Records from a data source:
○ ○ ○

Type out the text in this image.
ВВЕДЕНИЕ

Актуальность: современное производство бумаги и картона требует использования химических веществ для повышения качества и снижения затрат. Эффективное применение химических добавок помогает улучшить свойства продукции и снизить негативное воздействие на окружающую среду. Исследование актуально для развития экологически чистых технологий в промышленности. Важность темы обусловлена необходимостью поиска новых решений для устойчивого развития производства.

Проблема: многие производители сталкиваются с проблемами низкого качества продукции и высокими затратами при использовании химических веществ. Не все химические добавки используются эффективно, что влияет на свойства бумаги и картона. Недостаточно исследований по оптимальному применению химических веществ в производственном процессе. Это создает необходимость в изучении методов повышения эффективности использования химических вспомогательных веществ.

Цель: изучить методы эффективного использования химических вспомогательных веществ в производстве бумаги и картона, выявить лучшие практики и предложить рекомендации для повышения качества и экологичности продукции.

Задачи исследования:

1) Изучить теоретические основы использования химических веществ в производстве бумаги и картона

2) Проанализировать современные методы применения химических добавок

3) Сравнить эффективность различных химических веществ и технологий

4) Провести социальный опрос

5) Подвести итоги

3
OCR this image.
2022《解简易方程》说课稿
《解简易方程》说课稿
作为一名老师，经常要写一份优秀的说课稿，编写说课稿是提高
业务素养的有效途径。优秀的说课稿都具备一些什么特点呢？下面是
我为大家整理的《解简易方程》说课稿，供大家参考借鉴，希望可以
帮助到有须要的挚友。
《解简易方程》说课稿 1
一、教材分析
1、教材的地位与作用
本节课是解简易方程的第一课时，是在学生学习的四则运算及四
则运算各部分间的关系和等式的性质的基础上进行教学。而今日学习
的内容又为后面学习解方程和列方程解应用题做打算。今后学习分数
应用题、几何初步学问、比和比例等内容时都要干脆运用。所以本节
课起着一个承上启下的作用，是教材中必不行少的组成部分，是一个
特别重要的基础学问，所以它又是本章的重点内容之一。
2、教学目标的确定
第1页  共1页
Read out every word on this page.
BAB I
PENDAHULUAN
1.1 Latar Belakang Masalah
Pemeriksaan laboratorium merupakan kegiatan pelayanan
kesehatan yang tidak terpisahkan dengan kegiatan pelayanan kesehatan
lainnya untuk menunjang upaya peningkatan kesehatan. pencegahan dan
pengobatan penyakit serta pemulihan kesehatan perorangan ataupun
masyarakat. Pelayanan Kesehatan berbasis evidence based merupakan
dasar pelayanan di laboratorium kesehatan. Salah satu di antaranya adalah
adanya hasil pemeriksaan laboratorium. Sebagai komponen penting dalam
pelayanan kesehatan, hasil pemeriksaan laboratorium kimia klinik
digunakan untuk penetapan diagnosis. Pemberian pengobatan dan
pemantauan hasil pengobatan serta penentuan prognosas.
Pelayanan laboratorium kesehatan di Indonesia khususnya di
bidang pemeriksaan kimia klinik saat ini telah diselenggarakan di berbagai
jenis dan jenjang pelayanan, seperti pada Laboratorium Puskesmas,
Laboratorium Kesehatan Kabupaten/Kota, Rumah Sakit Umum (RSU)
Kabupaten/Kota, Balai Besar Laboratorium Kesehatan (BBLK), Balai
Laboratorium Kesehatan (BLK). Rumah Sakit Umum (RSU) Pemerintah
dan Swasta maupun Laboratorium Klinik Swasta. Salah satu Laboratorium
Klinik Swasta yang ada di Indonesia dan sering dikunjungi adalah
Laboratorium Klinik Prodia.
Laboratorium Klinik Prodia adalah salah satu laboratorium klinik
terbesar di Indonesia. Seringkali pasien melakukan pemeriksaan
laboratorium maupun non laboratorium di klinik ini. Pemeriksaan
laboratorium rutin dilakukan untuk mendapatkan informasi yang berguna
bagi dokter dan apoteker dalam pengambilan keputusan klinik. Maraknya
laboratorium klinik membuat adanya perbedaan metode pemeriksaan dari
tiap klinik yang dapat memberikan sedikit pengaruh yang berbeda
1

○ ○ ○

### REQUIREMENT
Output the data above exactly, please, line for line.

### PROBLEM SOLUTION
Type out the text in this image.
ВВЕДЕНИЕ

Актуальность: современное производство бумаги и картона требует использования химических веществ для повышения качества и снижения затрат. Эффективное применение химических добавок помогает улучшить свойства продукции и снизить негативное воздействие на окружающую среду. Исследование актуально для развития экологически чистых технологий в промышленности. Важность темы обусловлена необходимостью поиска новых решений для устойчивого развития производства.

Проблема: многие производители сталкиваются с проблемами низкого качества продукции и высокими затратами при использовании химических веществ. Не все химические добавки используются эффективно, что влияет на свойства бумаги и картона. Недостаточно исследований по оптимальному применению химических веществ в производственном процессе. Это создает необходимость в изучении методов повышения эффективности использования химических вспомогательных веществ.

Цель: изучить методы эффективного использования химических вспомогательных веществ в производстве бумаги и картона, выявить лучшие практики и предложить рекомендации для повышения качества и экологичности продукции.

Задачи исследования:

1) Изучить теоретические основы использования химических веществ в производстве бумаги и картона

2) Проанализировать современные методы применения химических добавок

3) Сравнить эффективность различных химических веществ и технологий

4) Провести социальный опрос

5) Подвести итоги

3
OCR this image.
2022《解简易方程》说课稿
《解简易方程》说课稿
作为一名老师，经常要写一份优秀的说课稿，编写说课稿是提高
业务素养的有效途径。优秀的说课稿都具备一些什么特点呢？下面是
我为大家整理的《解简易方程》说课稿，供大家参考借鉴，希望可以
帮助到有须要的挚友。
《解简易方程》说课稿 1
一、教材分析
1、教材的地位与作用
本节课是解简易方程的第一课时，是在学生学习的四则运算及四
则运算各部分间的关系和等式的性质的基础上进行教学。而今日学习
的内容又为后面学习解方程和列方程解应用题做打算。今后学习分数
应用题、几何初步学问、比和比例等内容时都要干脆运用。所以本节
课起着一个承上启下的作用，是教材中必不行少的组成部分，是一个
特别重要的基础学问，所以它又是本章的重点内容之一。
2、教学目标的确定
第1页  共1页
Read out every word on this page.
BAB I
PENDAHULUAN
1.1 Latar Belakang Masalah
Pemeriksaan laboratorium merupakan kegiatan pelayanan
kesehatan yang tidak terpisahkan dengan kegiatan pelayanan kesehatan
lainnya untuk menunjang upaya peningkatan kesehatan. pencegahan dan
pengobatan penyakit serta pemulihan kesehatan perorangan ataupun
masyarakat. Pelayanan Kesehatan berbasis evidence based merupakan
dasar pelayanan di laboratorium kesehatan. Salah satu di antaranya adalah
adanya hasil pemeriksaan laboratorium. Sebagai komponen penting dalam
pelayanan kesehatan, hasil pemeriksaan laboratorium kimia klinik
digunakan untuk penetapan diagnosis. Pemberian pengobatan dan
pemantauan hasil pengobatan serta penentuan prognosas.
Pelayanan laboratorium kesehatan di Indonesia khususnya di
bidang pemeriksaan kimia klinik saat ini telah diselenggarakan di berbagai
jenis dan jenjang pelayanan, seperti pada Laboratorium Puskesmas,
Laboratorium Kesehatan Kabupaten/Kota, Rumah Sakit Umum (RSU)
Kabupaten/Kota, Balai Besar Laboratorium Kesehatan (BBLK), Balai
Laboratorium Kesehatan (BLK). Rumah Sakit Umum (RSU) Pemerintah
dan Swasta maupun Laboratorium Klinik Swasta. Salah satu Laboratorium
Klinik Swasta yang ada di Indonesia dan sering dikunjungi adalah
Laboratorium Klinik Prodia.
Laboratorium Klinik Prodia adalah salah satu laboratorium klinik
terbesar di Indonesia. Seringkali pasien melakukan pemeriksaan
laboratorium maupun non laboratorium di klinik ini. Pemeriksaan
laboratorium rutin dilakukan untuk mendapatkan informasi yang berguna
bagi dokter dan apoteker dalam pengambilan keputusan klinik. Maraknya
laboratorium klinik membuat adanya perbedaan metode pemeriksaan dari
tiap klinik yang dapat memberikan sedikit pengaruh yang berbeda
1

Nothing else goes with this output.